> _DIRECTIONS_
Locate each line below that includes "Africa" and reproduce it.
====== GIVEN ENTRIES
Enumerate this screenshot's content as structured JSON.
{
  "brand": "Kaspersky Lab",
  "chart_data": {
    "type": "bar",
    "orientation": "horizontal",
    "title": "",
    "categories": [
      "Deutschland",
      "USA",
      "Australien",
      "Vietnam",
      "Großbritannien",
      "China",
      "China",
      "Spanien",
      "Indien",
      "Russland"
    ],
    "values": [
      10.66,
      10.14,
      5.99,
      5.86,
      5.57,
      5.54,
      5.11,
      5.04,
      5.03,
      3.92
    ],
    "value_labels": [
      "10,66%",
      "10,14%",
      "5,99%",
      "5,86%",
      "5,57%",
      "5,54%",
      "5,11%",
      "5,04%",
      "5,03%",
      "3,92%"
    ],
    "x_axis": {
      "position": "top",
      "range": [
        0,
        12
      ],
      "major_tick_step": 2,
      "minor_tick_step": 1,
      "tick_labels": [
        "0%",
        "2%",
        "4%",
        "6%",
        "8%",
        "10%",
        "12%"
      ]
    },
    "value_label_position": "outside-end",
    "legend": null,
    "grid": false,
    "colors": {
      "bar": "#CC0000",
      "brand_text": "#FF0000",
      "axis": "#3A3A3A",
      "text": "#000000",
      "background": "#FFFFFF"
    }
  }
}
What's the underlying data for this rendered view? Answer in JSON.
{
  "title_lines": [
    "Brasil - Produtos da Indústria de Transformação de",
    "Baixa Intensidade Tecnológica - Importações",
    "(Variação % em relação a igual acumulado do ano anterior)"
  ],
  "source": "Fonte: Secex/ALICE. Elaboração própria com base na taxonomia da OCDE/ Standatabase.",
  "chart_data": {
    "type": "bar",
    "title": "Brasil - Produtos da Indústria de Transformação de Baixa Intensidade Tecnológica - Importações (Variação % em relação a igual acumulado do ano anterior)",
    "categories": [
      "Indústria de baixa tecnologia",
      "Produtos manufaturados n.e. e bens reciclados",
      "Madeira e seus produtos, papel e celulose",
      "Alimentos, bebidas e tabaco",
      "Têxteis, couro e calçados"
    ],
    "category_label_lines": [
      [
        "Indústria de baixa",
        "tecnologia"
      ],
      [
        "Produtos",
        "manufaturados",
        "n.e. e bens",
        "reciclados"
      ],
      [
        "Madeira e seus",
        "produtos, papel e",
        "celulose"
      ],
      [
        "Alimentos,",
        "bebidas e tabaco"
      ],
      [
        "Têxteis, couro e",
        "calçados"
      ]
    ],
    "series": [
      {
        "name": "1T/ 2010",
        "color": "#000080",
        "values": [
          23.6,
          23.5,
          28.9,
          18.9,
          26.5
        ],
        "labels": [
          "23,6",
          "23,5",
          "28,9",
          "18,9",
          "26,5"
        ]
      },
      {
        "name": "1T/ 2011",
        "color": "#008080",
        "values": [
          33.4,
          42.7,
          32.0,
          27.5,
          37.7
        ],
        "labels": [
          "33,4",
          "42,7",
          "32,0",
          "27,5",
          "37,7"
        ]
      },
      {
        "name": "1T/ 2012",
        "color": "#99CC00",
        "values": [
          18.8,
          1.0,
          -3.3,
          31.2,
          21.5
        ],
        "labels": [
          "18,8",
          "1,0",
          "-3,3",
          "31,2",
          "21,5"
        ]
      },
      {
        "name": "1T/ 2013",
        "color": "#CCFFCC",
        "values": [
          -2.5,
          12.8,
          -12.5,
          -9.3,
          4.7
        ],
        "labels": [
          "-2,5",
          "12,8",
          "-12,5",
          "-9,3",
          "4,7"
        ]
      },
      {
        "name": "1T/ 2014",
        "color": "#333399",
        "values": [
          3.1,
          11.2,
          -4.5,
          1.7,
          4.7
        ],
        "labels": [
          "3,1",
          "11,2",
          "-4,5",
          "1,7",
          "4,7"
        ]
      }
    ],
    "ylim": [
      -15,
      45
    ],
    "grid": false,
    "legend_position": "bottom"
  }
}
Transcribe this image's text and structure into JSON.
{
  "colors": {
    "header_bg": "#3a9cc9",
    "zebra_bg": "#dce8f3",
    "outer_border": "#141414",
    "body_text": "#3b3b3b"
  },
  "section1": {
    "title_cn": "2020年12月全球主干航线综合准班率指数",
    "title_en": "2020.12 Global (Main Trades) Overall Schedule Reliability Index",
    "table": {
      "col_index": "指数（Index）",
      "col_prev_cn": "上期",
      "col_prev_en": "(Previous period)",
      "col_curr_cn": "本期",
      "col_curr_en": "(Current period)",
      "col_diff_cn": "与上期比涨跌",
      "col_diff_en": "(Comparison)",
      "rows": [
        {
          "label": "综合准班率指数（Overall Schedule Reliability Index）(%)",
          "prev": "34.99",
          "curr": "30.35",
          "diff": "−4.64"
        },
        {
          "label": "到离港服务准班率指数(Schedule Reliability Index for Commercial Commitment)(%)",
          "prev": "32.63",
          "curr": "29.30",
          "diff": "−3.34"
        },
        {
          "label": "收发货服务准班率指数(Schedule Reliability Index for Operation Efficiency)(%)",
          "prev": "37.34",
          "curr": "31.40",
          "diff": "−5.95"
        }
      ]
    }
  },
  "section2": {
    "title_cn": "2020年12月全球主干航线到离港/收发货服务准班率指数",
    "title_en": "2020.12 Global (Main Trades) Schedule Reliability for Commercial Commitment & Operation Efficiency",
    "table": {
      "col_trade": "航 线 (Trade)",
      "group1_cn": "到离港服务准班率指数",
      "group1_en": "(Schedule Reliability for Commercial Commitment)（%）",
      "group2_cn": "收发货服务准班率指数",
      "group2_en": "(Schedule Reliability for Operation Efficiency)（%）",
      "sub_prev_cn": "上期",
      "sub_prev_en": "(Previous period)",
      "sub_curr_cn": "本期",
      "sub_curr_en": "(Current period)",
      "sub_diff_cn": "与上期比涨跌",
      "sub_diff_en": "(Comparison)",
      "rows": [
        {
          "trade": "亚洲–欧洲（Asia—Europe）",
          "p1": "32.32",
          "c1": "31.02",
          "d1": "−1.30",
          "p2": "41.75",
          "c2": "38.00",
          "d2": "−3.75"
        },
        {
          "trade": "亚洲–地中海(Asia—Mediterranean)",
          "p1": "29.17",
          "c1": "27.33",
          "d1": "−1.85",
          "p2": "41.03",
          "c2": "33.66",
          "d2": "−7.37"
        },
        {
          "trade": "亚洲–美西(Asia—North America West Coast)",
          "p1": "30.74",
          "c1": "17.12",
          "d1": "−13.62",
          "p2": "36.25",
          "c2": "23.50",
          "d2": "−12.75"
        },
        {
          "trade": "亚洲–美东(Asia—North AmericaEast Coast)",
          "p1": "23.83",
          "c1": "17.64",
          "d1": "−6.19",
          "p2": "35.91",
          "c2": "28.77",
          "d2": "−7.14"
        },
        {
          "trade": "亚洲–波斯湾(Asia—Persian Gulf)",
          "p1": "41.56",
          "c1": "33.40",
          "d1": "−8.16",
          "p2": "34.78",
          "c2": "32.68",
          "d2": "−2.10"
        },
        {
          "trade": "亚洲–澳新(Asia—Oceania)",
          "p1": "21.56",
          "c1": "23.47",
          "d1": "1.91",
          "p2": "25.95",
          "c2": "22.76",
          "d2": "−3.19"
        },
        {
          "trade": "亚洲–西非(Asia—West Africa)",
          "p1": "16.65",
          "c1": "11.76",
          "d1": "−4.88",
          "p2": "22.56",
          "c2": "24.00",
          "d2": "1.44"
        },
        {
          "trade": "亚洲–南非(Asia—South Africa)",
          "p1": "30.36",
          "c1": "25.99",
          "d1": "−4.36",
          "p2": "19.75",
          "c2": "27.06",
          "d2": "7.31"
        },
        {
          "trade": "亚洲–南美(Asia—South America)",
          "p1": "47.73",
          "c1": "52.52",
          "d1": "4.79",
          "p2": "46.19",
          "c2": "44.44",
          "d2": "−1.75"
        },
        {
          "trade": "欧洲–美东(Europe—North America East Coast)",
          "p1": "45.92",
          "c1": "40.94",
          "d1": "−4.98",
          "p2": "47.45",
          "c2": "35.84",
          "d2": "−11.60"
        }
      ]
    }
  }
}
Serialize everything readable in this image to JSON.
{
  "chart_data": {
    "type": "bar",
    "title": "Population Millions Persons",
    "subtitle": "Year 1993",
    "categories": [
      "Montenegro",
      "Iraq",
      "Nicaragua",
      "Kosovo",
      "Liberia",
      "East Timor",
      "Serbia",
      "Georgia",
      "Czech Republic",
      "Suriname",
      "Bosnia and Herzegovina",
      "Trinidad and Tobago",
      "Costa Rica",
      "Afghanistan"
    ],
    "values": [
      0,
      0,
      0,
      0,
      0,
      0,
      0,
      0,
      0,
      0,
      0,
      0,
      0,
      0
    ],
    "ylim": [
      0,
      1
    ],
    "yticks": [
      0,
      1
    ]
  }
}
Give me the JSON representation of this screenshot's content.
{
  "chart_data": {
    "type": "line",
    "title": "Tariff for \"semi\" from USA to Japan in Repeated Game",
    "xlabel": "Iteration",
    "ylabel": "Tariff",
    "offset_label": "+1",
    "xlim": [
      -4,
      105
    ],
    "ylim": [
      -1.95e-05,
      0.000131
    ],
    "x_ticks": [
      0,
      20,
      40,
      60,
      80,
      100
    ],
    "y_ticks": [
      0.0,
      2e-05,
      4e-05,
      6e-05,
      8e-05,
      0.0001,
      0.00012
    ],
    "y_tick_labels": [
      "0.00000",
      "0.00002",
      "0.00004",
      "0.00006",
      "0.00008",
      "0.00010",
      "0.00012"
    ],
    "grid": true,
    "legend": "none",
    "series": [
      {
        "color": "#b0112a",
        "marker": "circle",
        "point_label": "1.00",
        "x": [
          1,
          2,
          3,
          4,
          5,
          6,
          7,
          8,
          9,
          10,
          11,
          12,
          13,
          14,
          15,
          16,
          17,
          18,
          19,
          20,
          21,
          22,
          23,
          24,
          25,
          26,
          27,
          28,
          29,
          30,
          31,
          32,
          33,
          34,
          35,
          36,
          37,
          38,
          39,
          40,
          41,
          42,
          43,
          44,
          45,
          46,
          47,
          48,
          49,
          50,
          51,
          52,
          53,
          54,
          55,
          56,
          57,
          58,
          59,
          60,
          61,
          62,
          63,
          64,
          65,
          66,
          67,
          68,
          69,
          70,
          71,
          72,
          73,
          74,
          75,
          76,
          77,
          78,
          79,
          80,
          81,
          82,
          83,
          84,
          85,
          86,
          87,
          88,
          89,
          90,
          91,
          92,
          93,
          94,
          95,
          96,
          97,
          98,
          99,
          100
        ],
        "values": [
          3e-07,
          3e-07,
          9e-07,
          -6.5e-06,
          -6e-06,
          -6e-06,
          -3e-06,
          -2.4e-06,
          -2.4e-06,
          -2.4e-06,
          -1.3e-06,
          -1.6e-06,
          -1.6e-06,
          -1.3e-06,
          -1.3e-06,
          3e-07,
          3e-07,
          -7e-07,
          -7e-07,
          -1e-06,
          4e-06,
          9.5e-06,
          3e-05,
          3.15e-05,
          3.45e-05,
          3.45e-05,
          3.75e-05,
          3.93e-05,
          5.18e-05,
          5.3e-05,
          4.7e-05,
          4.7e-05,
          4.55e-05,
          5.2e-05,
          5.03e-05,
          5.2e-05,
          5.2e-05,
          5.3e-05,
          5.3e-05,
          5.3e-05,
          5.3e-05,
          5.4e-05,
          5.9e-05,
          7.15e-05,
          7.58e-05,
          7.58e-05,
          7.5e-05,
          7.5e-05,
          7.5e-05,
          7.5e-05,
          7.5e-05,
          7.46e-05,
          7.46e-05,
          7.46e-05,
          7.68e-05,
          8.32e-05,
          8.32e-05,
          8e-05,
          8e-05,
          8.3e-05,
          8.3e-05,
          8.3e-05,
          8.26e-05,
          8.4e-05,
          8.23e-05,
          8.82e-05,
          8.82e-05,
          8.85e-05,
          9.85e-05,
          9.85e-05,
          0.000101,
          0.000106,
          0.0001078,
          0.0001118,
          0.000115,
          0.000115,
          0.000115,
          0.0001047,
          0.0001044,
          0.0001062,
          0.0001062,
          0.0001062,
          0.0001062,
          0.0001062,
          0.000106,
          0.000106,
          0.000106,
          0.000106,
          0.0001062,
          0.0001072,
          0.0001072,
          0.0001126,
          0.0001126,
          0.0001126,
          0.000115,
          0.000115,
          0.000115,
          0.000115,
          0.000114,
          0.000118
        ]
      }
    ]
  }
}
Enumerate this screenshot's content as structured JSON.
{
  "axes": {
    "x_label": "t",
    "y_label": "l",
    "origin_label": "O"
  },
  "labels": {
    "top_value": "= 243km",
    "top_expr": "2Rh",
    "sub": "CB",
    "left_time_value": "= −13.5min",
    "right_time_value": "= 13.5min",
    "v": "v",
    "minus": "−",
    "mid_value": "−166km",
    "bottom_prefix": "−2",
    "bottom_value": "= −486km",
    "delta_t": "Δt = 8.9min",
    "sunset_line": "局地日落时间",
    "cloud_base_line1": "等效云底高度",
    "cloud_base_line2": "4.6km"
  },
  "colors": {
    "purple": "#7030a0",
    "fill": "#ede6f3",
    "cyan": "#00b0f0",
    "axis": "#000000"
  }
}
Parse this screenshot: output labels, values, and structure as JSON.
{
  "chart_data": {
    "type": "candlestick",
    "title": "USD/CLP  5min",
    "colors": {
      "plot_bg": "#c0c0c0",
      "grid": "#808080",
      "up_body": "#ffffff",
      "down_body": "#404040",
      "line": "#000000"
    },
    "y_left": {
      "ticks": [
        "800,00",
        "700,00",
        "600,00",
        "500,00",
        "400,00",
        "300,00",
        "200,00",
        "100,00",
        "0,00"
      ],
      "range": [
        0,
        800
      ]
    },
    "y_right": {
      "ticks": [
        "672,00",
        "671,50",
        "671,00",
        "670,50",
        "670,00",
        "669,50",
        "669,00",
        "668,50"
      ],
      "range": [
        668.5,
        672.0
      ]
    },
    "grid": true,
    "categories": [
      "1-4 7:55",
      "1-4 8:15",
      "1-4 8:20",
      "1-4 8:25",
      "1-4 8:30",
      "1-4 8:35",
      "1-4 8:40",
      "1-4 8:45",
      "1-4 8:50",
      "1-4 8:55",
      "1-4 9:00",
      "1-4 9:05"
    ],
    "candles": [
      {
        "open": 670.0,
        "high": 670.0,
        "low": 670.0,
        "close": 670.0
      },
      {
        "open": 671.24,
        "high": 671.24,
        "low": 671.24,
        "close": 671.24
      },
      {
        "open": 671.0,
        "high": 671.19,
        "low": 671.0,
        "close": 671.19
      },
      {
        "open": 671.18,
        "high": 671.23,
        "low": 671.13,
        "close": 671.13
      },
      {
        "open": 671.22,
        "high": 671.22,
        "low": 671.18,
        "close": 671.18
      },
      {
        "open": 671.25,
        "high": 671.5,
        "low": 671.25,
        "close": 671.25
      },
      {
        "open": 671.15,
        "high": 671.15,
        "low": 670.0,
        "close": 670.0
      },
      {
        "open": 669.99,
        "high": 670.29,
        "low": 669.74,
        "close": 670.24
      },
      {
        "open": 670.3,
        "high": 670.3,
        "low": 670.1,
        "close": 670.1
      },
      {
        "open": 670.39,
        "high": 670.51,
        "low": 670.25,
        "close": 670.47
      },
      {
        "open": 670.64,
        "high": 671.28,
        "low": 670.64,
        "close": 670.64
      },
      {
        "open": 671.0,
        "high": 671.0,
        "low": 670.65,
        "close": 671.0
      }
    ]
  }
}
============
> _RESPONSE BELOW_
          "trade": "亚洲–西非(Asia—West Africa)",
          "trade": "亚洲–南非(Asia—South Africa)",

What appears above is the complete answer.